Das NetzwerkBuddhismus in Bonn hat eine viel längere Vorgeschichte. Im Jahr 2000 stellte ich meine Magisterarbeit „Buddhismus in Bonn. Empirische Studie über buddhistisch orientierte Gemeinschaften in Bonn“ fertig und hatte dabei die Idee, einmal Vertreter*innen aller in der Studie erforschten 14 Gemeinschaften zu einem Treffen einzuladen. Das tat ich dann auch am 27.9.1999 im damaligen Shambhala-Zentrum. Es leisteten aber nur sieben Gruppen der Einladung folge, deren eine, die Zen-Gruppe, in der ich damals selber praktizierte, ich sogar selbst vertrat, weil sich sonst niemand dafür interessierte. Das Treffen war nett und interessant, aber weiteres ergab sich daraus nicht. Werner Wiegmann startete dann auch zweimal einen ähnlichen Versuch ohne bleibende Folgen. 2014 kam Barbelies Wiegmann, Zen-Praktizierende in der Gruppe ihres Mannes Werner Wiegmann, auf mich zu und fragte, ob ich noch Adressen von meiner Magisterarbeit hätte und sie dabei unterstützen würde, einmal Vertreter*innen aller buddhistischen Gruppen einzuladen, um diese miteinander bekannt zu machen und zu vernetzen. Da war ich sofort dabei, gab ihr die Adressen, wir recherchierten nach Adressen neu hinzu gekommener Gruppen, derweil es auch einige der damaligen nicht mehr gibt, und die Einladung ging raus. Und tatsächlich kamen Mitglieder von elf Gruppen am 9.4.2016 im MIGRApolis-Haus zusammen. Einige kannten einander, andere waren sich fremd, einige schienen einander sogar exotisch zu sein, was angesichts der Vielfalt der Traditionsanbindungen und Praktiken auch kein Wunder ist. Theravada-, Zen-, Nichiren- und Vajrayana-Buddhismus haben bisweilen nur den Bezug zum historischen Buddha Siddhartha Gautama gemeinsam, interpretieren diesen aber recht unterschiedlich. Aber die Chemie stimmte, man interessierte sich für einander und begeisterte sich für Barbelies Wiegmanns Idee, den Buddhismus gemeinsam in der Bundesstadt präsenter und bekannter zu machen. Verabredet wurde ein gemeinsamer Web-Auftritt, den ich inzwischen auf MIGRApolis realisiert habe (http://www.migrapolis-deutschland.de/index.php?id=2795&L=%25252523c2294), Filmabende in Kinos mit buddhistischen Filmen und 2017 eine gemeinsame Vesakh-Feier oder ein Sommerfest. Das Netzwerk hat übrigens noch gar keinen offiziell vereinbarten Namen, so dass Netzwerk Buddhismus in Bonn quasi ein Arbeitstitel ist, der sich auch noch ändern kann.

──────────────────────────────

ZIEL 1 → Gib aus den Einträgen die Zeilen als JSON-Liste von Strings aus, eine pro Zeile und ohne Leerzeilen. Fang bei der Zeile mit „Patent image size: (440, 470).“ an und hör nach der Zeile mit „The flange 90 is at (345, 348).“ auf.
ZIEL 2 → Schreib den Text über das Buddhismus-Netzwerk in Bonn nach seinem letzten Satz weiter.

──────────────────────────────

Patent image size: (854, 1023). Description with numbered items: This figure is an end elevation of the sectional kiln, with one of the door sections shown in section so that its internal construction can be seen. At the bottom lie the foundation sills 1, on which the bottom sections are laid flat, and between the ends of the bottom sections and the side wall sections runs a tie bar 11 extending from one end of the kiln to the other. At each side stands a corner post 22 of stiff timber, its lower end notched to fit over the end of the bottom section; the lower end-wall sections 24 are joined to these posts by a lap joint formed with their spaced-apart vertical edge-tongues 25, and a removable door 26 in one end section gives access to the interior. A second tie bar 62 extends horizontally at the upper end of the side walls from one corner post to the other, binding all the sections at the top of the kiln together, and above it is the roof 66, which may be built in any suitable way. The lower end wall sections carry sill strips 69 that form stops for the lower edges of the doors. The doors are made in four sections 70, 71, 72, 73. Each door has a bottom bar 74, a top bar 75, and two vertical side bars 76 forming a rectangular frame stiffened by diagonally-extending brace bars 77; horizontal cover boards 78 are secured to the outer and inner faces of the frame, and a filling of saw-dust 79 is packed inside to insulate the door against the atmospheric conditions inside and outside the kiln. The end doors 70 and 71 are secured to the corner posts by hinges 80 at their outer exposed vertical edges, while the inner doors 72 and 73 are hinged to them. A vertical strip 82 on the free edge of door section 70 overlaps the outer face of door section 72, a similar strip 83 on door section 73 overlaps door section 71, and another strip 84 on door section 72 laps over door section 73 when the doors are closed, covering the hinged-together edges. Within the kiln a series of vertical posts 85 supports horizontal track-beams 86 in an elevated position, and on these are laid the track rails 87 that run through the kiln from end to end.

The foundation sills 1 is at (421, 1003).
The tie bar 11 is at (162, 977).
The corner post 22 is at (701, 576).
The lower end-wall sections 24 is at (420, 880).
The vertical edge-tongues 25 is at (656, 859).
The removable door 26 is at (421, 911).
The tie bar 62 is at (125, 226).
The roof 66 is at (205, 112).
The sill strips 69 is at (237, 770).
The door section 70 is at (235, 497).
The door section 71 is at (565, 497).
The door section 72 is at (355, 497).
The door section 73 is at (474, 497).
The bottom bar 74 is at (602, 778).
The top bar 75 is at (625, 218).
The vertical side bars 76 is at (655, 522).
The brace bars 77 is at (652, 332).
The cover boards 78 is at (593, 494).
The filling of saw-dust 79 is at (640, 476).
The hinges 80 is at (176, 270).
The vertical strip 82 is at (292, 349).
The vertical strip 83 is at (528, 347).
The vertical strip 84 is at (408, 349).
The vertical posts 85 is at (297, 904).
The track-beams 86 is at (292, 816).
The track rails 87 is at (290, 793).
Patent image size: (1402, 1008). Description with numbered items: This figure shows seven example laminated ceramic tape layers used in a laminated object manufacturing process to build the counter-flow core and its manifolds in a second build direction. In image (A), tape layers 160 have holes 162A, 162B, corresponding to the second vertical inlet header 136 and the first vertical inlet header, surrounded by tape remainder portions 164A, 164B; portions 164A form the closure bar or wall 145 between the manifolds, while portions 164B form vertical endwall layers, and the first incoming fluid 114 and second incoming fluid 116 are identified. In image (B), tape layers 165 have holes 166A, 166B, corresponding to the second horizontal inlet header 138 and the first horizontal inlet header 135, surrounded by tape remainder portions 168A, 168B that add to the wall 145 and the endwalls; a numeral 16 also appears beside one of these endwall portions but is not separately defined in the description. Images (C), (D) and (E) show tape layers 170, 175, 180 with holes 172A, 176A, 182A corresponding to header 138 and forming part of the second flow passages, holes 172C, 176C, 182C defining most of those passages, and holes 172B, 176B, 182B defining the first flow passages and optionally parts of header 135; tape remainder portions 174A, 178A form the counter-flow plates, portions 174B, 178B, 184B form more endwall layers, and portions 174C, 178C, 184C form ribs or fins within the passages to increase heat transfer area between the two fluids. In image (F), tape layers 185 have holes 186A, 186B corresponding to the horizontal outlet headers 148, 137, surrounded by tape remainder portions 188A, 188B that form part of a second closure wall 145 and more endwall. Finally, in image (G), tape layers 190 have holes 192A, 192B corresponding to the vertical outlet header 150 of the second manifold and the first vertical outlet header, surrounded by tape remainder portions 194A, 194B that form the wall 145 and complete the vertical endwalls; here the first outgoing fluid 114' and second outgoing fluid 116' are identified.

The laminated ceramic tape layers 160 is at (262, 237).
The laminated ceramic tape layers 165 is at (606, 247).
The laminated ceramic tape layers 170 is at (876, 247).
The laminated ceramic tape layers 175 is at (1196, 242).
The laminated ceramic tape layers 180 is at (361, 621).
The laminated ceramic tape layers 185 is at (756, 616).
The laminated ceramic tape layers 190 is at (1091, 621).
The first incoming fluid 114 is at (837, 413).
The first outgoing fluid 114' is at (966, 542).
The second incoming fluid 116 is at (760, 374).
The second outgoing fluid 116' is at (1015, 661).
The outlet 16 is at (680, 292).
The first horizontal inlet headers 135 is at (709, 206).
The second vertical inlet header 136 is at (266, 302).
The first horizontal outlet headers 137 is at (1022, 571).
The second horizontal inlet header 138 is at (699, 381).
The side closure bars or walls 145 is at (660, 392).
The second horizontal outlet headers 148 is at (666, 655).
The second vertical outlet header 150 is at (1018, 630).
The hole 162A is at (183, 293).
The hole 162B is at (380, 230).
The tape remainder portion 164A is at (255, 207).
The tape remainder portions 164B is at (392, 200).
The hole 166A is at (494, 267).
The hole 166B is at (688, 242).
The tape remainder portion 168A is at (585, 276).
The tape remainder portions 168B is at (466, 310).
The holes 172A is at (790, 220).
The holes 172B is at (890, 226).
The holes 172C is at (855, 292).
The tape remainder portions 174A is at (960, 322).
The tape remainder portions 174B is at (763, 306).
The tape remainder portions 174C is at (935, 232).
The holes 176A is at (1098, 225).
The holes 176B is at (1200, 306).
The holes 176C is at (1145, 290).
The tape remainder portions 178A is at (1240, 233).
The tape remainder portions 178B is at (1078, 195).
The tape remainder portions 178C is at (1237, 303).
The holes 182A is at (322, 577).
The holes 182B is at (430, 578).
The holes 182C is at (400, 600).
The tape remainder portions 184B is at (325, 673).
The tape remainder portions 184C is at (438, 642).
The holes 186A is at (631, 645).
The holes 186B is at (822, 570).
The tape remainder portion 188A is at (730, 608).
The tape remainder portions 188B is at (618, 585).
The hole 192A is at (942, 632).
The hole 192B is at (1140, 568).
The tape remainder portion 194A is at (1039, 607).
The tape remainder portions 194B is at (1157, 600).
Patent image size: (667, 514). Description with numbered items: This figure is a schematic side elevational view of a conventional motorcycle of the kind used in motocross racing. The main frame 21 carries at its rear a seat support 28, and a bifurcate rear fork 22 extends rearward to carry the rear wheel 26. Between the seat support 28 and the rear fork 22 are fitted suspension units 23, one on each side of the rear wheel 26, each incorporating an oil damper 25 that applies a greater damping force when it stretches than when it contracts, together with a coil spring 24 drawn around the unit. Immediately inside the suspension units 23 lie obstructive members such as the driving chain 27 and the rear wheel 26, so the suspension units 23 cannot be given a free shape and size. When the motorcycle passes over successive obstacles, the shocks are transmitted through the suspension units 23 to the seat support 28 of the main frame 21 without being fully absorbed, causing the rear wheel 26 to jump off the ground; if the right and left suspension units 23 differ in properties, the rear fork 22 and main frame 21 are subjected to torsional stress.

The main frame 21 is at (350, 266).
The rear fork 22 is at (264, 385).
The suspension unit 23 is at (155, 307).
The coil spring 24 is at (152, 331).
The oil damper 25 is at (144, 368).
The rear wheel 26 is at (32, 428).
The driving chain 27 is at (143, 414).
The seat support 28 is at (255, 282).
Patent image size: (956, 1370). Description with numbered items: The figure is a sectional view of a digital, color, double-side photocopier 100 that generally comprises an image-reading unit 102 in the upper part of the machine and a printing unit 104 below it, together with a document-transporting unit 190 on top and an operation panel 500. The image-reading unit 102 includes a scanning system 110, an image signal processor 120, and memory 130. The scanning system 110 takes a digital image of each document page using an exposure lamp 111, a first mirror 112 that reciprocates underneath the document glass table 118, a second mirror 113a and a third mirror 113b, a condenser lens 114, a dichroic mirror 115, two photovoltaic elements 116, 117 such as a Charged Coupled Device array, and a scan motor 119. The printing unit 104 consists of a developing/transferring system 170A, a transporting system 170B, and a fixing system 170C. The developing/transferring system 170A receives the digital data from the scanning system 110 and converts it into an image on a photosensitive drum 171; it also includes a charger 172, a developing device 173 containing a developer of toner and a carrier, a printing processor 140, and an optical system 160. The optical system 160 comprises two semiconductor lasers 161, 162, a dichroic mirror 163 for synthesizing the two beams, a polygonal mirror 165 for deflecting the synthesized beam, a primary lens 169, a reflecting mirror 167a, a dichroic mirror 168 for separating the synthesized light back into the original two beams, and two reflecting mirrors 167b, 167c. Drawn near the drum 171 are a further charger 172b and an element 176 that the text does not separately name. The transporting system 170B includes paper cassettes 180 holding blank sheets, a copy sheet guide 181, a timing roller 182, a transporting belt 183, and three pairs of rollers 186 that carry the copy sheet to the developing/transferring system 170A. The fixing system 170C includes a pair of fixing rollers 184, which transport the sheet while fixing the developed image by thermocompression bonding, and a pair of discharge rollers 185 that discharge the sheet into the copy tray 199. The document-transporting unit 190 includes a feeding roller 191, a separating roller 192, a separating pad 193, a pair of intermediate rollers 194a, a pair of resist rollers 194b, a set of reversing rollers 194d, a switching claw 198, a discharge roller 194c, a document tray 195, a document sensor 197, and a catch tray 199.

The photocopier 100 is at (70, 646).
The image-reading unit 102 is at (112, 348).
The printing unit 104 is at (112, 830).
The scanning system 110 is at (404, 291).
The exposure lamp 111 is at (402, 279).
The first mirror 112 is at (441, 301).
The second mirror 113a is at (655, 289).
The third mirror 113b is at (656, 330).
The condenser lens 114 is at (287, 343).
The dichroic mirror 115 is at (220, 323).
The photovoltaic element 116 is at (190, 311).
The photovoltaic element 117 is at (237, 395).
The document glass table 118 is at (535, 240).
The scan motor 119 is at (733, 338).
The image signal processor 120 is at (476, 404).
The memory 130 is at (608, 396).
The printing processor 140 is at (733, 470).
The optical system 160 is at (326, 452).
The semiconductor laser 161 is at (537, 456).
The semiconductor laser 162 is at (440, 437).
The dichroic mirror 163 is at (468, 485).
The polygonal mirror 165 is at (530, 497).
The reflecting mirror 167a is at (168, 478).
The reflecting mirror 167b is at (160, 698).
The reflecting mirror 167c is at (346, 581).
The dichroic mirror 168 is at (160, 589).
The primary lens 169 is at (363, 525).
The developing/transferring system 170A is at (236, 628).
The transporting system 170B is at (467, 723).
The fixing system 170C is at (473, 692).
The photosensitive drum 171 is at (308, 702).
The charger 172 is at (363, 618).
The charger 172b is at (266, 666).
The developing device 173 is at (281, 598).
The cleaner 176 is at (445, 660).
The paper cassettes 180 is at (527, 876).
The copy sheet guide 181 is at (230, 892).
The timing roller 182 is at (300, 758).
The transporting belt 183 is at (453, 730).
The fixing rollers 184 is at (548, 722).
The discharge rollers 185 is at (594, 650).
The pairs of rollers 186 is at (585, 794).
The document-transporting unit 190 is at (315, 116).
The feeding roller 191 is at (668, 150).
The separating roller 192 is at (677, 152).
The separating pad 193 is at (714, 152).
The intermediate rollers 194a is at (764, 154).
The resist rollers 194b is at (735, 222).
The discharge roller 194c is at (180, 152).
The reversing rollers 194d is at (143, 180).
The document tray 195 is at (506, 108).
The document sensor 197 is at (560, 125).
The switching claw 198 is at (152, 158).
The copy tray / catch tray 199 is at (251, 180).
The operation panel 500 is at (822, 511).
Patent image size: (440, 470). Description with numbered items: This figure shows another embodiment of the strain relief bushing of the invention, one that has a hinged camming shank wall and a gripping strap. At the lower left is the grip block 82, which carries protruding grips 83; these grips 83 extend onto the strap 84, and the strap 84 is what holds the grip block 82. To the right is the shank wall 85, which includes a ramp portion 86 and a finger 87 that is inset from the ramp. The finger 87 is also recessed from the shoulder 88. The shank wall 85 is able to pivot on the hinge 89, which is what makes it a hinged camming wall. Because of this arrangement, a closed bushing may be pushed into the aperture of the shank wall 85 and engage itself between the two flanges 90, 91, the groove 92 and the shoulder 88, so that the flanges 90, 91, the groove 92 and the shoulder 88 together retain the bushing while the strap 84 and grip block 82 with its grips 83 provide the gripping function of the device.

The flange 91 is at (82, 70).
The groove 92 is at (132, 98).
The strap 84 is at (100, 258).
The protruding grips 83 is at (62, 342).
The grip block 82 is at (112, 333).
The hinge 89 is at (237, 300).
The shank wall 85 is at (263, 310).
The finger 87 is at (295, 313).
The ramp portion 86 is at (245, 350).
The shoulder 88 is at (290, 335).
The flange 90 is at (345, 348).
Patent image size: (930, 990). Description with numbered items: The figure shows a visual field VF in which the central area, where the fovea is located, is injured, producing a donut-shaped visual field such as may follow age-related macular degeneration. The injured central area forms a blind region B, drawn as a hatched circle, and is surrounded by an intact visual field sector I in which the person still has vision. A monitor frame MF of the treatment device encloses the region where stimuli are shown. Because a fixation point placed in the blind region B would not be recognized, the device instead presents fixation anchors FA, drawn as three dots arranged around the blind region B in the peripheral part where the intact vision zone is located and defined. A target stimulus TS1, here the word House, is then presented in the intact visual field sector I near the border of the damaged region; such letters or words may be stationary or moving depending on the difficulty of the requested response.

──────────────────────────────

RICHTIGE ANTWORT 1 →
[
  "Patent image size: (440, 470). Description with numbered items: This figure shows another embodiment of the strain relief bushing of the invention, one that has a hinged camming shank wall and a gripping strap. At the lower left is the grip block 82, which carries protruding grips 83; these grips 83 extend onto the strap 84, and the strap 84 is what holds the grip block 82. To the right is the shank wall 85, which includes a ramp portion 86 and a finger 87 that is inset from the ramp. The finger 87 is also recessed from the shoulder 88. The shank wall 85 is able to pivot on the hinge 89, which is what makes it a hinged camming wall. Because of this arrangement, a closed bushing may be pushed into the aperture of the shank wall 85 and engage itself between the two flanges 90, 91, the groove 92 and the shoulder 88, so that the flanges 90, 91, the groove 92 and the shoulder 88 together retain the bushing while the strap 84 and grip block 82 with its grips 83 provide the gripping function of the device.",
  "The flange 91 is at (82, 70).",
  "The groove 92 is at (132, 98).",
  "The strap 84 is at (100, 258).",
  "The protruding grips 83 is at (62, 342).",
  "The grip block 82 is at (112, 333).",
  "The hinge 89 is at (237, 300).",
  "The shank wall 85 is at (263, 310).",
  "The finger 87 is at (295, 313).",
  "The ramp portion 86 is at (245, 350).",
  "The shoulder 88 is at (290, 335).",
  "The flange 90 is at (345, 348)."
]

RICHTIGE ANTWORT 2 →
Manche Dinge brauchen eben einen längeren Vorlauf und einen langen Atem und demzufolge die richtige Mischung aus Zielstrebigkeit und Gleichmut, dann kann was aus ihnen werden!       

Diese beiden Geschichten sollen einmal zeigen, dass Religionen und religiöse oder spirituelle Menschen nicht nur Grund zu Sorge bieten, dass von Ihnen nicht nur Rechthaberei und Feindschaft ausgehen, wie die Nachrichten einen manchmal glauben lassen, sondern dass sie auch aufeinander zugehen, einander respektieren und gemeinsam auf friedlichem Wege Gesellschaft mitgestalten können. Was aus den beiden Netzwerken in Zukunft wird, wird sich zeigen. Es hängt von uns ab, den Mitgliedern der Netzwerke, aber auch allen anderen Menschen in unserer gemeinsamen Gesellschaft.
 

Vor dem Abschlusszitat habe ich noch eine Nachricht: Dr. Hıdır Çelik bekam am 22.6.2016 das Bundesverdienstkreuz am Bande überreicht. Mehr dazu hier: http://www.migrapolis-deutschland.de/index.php?id=2796  Ich gratuliere von Herzen!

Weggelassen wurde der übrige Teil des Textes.